TASK INPUTS
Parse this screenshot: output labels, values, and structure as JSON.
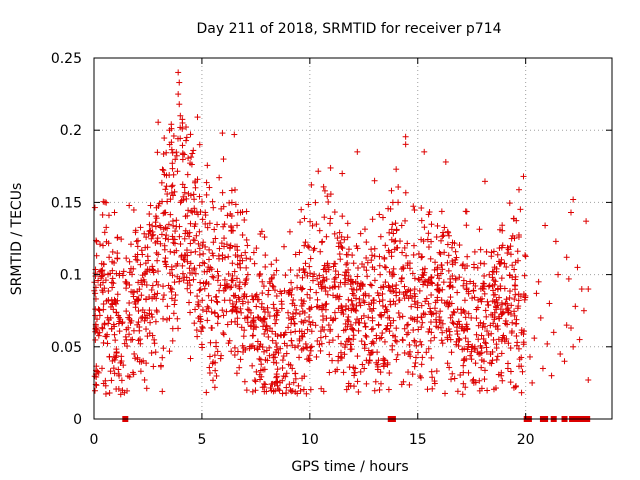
{
  "chart_data": {
    "type": "scatter",
    "title": "Day 211 of 2018, SRMTID for receiver p714",
    "xlabel": "GPS time / hours",
    "ylabel": "SRMTID / TECUs",
    "xlim": [
      0,
      24
    ],
    "ylim": [
      0,
      0.25
    ],
    "xticks": [
      0,
      5,
      10,
      15,
      20
    ],
    "xtick_labels": [
      "0",
      "5",
      "10",
      "15",
      "20"
    ],
    "yticks": [
      0,
      0.05,
      0.1,
      0.15,
      0.2,
      0.25
    ],
    "ytick_labels": [
      "0",
      "0.05",
      "0.1",
      "0.15",
      "0.2",
      "0.25"
    ],
    "grid": true,
    "marker": "+",
    "color": "#dd0000",
    "series": [
      {
        "name": "SRMTID",
        "trend": [
          [
            0.0,
            0.08
          ],
          [
            0.5,
            0.085
          ],
          [
            1.0,
            0.07
          ],
          [
            1.5,
            0.065
          ],
          [
            2.0,
            0.085
          ],
          [
            2.5,
            0.095
          ],
          [
            3.0,
            0.115
          ],
          [
            3.5,
            0.13
          ],
          [
            4.0,
            0.14
          ],
          [
            4.5,
            0.135
          ],
          [
            5.0,
            0.11
          ],
          [
            5.5,
            0.09
          ],
          [
            6.0,
            0.1
          ],
          [
            6.5,
            0.095
          ],
          [
            7.0,
            0.08
          ],
          [
            7.5,
            0.07
          ],
          [
            8.0,
            0.06
          ],
          [
            8.5,
            0.055
          ],
          [
            9.0,
            0.05
          ],
          [
            9.5,
            0.065
          ],
          [
            10.0,
            0.08
          ],
          [
            10.5,
            0.09
          ],
          [
            11.0,
            0.095
          ],
          [
            11.5,
            0.085
          ],
          [
            12.0,
            0.075
          ],
          [
            12.5,
            0.07
          ],
          [
            13.0,
            0.075
          ],
          [
            13.5,
            0.08
          ],
          [
            14.0,
            0.09
          ],
          [
            14.5,
            0.095
          ],
          [
            15.0,
            0.08
          ],
          [
            15.5,
            0.085
          ],
          [
            16.0,
            0.09
          ],
          [
            16.5,
            0.08
          ],
          [
            17.0,
            0.07
          ],
          [
            17.5,
            0.065
          ],
          [
            18.0,
            0.07
          ],
          [
            18.5,
            0.075
          ],
          [
            19.0,
            0.08
          ],
          [
            19.5,
            0.08
          ],
          [
            20.0,
            0.07
          ]
        ],
        "samples_per_hour": 105,
        "highlights": [
          [
            3.9,
            0.24
          ],
          [
            3.95,
            0.233
          ],
          [
            3.9,
            0.225
          ],
          [
            3.95,
            0.218
          ],
          [
            4.0,
            0.21
          ],
          [
            4.1,
            0.205
          ],
          [
            3.5,
            0.2
          ],
          [
            5.95,
            0.198
          ],
          [
            4.9,
            0.19
          ],
          [
            4.6,
            0.186
          ],
          [
            12.2,
            0.185
          ],
          [
            6.0,
            0.18
          ],
          [
            15.3,
            0.185
          ],
          [
            16.3,
            0.178
          ],
          [
            6.5,
            0.197
          ],
          [
            4.3,
            0.195
          ],
          [
            3.7,
            0.196
          ],
          [
            14.0,
            0.173
          ],
          [
            11.5,
            0.17
          ],
          [
            19.9,
            0.168
          ],
          [
            10.7,
            0.158
          ],
          [
            13.0,
            0.165
          ],
          [
            0.95,
            0.143
          ],
          [
            22.2,
            0.152
          ],
          [
            9.6,
            0.145
          ],
          [
            20.9,
            0.134
          ],
          [
            22.1,
            0.143
          ],
          [
            21.4,
            0.123
          ],
          [
            22.8,
            0.137
          ],
          [
            21.9,
            0.112
          ],
          [
            22.4,
            0.105
          ],
          [
            22.0,
            0.097
          ],
          [
            21.5,
            0.1
          ],
          [
            20.6,
            0.095
          ],
          [
            22.6,
            0.09
          ],
          [
            22.9,
            0.09
          ],
          [
            20.5,
            0.087
          ],
          [
            21.1,
            0.08
          ],
          [
            22.3,
            0.078
          ],
          [
            22.7,
            0.075
          ],
          [
            20.7,
            0.07
          ],
          [
            21.9,
            0.065
          ],
          [
            22.1,
            0.063
          ],
          [
            21.3,
            0.06
          ],
          [
            20.4,
            0.056
          ],
          [
            22.5,
            0.055
          ],
          [
            21.0,
            0.052
          ],
          [
            22.2,
            0.05
          ],
          [
            21.6,
            0.045
          ],
          [
            20.2,
            0.043
          ],
          [
            21.8,
            0.04
          ],
          [
            20.8,
            0.035
          ],
          [
            21.2,
            0.03
          ],
          [
            22.9,
            0.027
          ],
          [
            20.3,
            0.025
          ],
          [
            8.9,
            0.018
          ],
          [
            9.1,
            0.02
          ],
          [
            8.5,
            0.023
          ],
          [
            17.2,
            0.022
          ],
          [
            17.6,
            0.025
          ]
        ],
        "zero_values": [
          1.45,
          13.75,
          13.85,
          20.05,
          20.15,
          20.8,
          20.9,
          21.3,
          21.8,
          22.15,
          22.3,
          22.5,
          22.6,
          22.75,
          22.85
        ]
      }
    ]
  }
}
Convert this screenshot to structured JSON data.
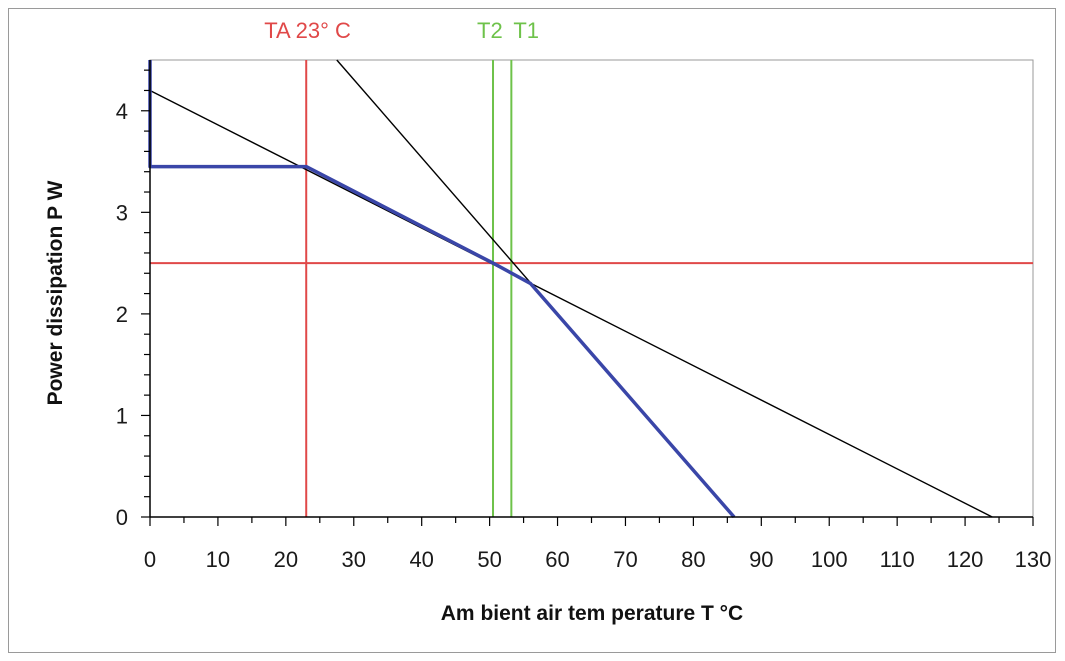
{
  "chart_data": {
    "type": "line",
    "title": "",
    "xlabel": "Am bient air tem perature T   °C",
    "ylabel": "Power dissipation P   W",
    "xlim": [
      0,
      130
    ],
    "ylim": [
      0,
      4.5
    ],
    "xticks": [
      0,
      10,
      20,
      30,
      40,
      50,
      60,
      70,
      80,
      90,
      100,
      110,
      120,
      130
    ],
    "yticks": [
      0,
      1,
      2,
      3,
      4
    ],
    "grid": false,
    "legend": "none",
    "series": [
      {
        "color": "#000000",
        "points": [
          [
            0,
            4.2
          ],
          [
            124,
            0
          ]
        ]
      },
      {
        "color": "#000000",
        "points": [
          [
            27.5,
            4.5
          ],
          [
            86,
            0
          ]
        ]
      },
      {
        "color": "#3a46a8",
        "points": [
          [
            0,
            4.5
          ],
          [
            0,
            3.45
          ],
          [
            23,
            3.45
          ],
          [
            50.5,
            2.5
          ],
          [
            56,
            2.3
          ],
          [
            86,
            0
          ]
        ]
      }
    ],
    "reference_lines": [
      {
        "orientation": "vertical",
        "x": 23,
        "label": "TA 23° C",
        "color": "#e04848"
      },
      {
        "orientation": "horizontal",
        "y": 2.5,
        "label": "",
        "color": "#e04848"
      },
      {
        "orientation": "vertical",
        "x": 50.5,
        "label": "T2",
        "color": "#6ec24a"
      },
      {
        "orientation": "vertical",
        "x": 53.2,
        "label": "T1",
        "color": "#6ec24a"
      }
    ]
  }
}
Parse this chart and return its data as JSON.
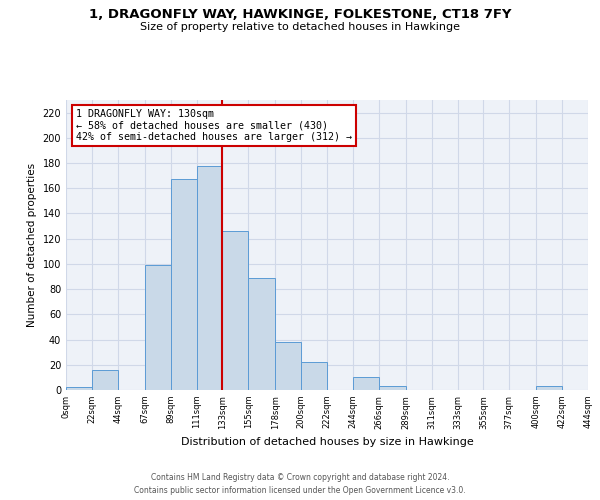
{
  "title": "1, DRAGONFLY WAY, HAWKINGE, FOLKESTONE, CT18 7FY",
  "subtitle": "Size of property relative to detached houses in Hawkinge",
  "bar_color": "#c9d9e8",
  "bar_edge_color": "#5b9bd5",
  "bin_edges": [
    0,
    22,
    44,
    67,
    89,
    111,
    133,
    155,
    178,
    200,
    222,
    244,
    266,
    289,
    311,
    333,
    355,
    377,
    400,
    422,
    444
  ],
  "bar_heights": [
    2,
    16,
    0,
    99,
    167,
    178,
    126,
    89,
    38,
    22,
    0,
    10,
    3,
    0,
    0,
    0,
    0,
    0,
    3,
    0
  ],
  "xlabel": "Distribution of detached houses by size in Hawkinge",
  "ylabel": "Number of detached properties",
  "ylim": [
    0,
    230
  ],
  "yticks": [
    0,
    20,
    40,
    60,
    80,
    100,
    120,
    140,
    160,
    180,
    200,
    220
  ],
  "property_line_x": 133,
  "property_line_color": "#cc0000",
  "annotation_title": "1 DRAGONFLY WAY: 130sqm",
  "annotation_line1": "← 58% of detached houses are smaller (430)",
  "annotation_line2": "42% of semi-detached houses are larger (312) →",
  "footer_line1": "Contains HM Land Registry data © Crown copyright and database right 2024.",
  "footer_line2": "Contains public sector information licensed under the Open Government Licence v3.0.",
  "grid_color": "#d0d8e8",
  "background_color": "#eef2f8",
  "tick_labels": [
    "0sqm",
    "22sqm",
    "44sqm",
    "67sqm",
    "89sqm",
    "111sqm",
    "133sqm",
    "155sqm",
    "178sqm",
    "200sqm",
    "222sqm",
    "244sqm",
    "266sqm",
    "289sqm",
    "311sqm",
    "333sqm",
    "355sqm",
    "377sqm",
    "400sqm",
    "422sqm",
    "444sqm"
  ]
}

WRITTEN TASK
For the listing above, give the number of lines in which the string "detached" occurs, and nothing else.

WORKED SOLUTION
5